[Source excerpt]
On Sep 16, Prime Minister Imran Khan had directed the Privatization Commission to move a summary on issuance of NSC for KE transaction and way forward on disputes, the sources added.

The sources said as required under clause 5.3 (b) of the Share Purchase Agreement of November 14, 2005, the application for grant of NSC regarding transfer of its 66.4 percent shares in KE to SEP was submitted by KES Power in Nov 2016 . On receipt of the application, a draft - Deed of Extinguishment (DoE) was agreed by the KES Power that all obligations of KES Power shall be fully enforceable by GoP and it will not agitate any claim against GoP being the earlier purchaser of KE majority shares and comments from the concerned Ministries/entities were also sought. Some Ministries responded that the requisite NSC may be issued subject to clearance of liabilities of KE.

The sources said the matter was finally submitted to the Cabinet and it was decided by the Cabinet on April 12, 2018 that SEP will be the legal successor-in-interest of KES Power Lid; and all existing financial liabilities of KE shall be the responsibility of SEP but SEP did not agree.

The Economic Coordination Committee (ECC) in its meeting on Oct 2, 2018 constituted a Committee under chairmanship of Advisor to Prime Minister on Commerce to resolve this issue. On Oct 26, 2018, the committee directed that a Deed of Undertaking (DoU) may first be agreed with SEP. On Nov 26, 2018, the prime minister constituted an Inter-Ministerial Committee (IMC).

[Given information]
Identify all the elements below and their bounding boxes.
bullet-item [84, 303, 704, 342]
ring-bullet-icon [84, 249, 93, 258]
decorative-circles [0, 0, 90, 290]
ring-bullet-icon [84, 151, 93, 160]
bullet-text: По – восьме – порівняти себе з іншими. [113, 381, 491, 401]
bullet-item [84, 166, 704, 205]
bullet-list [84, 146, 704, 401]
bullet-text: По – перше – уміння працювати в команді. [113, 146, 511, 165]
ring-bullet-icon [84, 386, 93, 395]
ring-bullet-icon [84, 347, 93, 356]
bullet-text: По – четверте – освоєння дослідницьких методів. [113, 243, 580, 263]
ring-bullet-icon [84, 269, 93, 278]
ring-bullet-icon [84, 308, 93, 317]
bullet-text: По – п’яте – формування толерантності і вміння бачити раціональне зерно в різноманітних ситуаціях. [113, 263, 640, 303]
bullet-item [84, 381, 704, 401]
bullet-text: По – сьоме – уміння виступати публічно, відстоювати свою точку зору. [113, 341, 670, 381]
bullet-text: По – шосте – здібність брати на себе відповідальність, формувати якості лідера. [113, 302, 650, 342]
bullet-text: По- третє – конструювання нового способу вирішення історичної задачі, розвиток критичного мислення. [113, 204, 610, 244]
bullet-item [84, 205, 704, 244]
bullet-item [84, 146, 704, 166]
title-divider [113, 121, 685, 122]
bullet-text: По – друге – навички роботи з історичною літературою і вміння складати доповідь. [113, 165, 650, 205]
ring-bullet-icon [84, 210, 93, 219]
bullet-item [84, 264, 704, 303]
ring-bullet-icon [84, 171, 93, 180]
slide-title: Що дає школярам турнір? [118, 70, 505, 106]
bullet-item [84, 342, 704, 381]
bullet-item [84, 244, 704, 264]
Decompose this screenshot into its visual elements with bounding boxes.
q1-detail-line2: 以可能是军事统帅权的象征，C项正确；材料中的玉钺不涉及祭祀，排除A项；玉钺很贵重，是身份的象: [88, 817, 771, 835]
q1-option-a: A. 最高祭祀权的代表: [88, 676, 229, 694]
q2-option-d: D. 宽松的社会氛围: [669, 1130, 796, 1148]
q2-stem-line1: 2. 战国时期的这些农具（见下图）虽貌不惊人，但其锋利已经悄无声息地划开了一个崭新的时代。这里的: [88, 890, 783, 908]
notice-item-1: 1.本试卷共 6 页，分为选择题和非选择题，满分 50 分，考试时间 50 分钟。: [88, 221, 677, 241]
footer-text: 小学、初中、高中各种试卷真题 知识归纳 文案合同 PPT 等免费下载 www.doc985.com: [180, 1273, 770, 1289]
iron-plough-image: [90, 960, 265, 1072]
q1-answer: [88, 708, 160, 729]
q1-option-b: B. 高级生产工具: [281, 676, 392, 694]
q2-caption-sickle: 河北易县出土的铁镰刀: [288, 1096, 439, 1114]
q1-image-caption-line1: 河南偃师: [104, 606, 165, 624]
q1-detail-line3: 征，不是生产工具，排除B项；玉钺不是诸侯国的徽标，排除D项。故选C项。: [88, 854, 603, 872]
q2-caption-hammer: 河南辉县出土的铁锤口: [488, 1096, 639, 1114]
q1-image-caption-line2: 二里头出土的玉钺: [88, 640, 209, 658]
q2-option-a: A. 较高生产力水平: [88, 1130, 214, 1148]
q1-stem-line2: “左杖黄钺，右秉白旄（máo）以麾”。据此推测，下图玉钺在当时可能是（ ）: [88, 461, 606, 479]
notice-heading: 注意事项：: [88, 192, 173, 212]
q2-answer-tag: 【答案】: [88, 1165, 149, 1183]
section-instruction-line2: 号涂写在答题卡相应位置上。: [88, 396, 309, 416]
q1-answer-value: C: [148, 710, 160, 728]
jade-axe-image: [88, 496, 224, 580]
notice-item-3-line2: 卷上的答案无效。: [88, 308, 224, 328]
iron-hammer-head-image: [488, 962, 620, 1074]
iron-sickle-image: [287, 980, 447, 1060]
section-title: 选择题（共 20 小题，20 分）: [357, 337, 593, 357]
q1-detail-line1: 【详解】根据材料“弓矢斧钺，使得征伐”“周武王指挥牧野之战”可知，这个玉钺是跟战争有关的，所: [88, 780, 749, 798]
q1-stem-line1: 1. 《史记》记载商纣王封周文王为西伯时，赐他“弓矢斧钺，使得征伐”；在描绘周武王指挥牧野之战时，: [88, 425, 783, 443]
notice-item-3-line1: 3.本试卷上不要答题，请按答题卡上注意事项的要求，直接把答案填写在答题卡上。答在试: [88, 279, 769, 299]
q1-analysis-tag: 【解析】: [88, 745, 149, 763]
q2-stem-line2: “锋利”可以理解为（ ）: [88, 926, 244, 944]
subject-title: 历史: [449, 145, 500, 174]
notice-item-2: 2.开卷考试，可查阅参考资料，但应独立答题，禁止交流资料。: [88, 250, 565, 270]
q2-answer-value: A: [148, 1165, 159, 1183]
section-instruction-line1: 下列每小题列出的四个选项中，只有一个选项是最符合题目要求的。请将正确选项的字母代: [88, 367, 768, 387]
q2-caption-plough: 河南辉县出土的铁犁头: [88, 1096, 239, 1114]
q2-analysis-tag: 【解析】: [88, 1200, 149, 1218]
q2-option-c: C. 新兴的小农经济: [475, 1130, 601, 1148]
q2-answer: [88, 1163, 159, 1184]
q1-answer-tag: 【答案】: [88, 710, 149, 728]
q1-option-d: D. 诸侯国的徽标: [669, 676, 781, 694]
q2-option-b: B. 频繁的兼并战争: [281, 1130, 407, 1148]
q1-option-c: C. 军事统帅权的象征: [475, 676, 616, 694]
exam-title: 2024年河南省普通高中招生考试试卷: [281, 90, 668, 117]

[Problem statement]
Can you extract, word for word, the part of the KE share-transfer passage that runs from "On Sep 16, Prime" up to and including "the sources added."?

[Task response]
On Sep 16, Prime Minister Imran Khan had directed the Privatization Commission to move a summary on issuance of NSC for KE transaction and way forward on disputes, the sources added.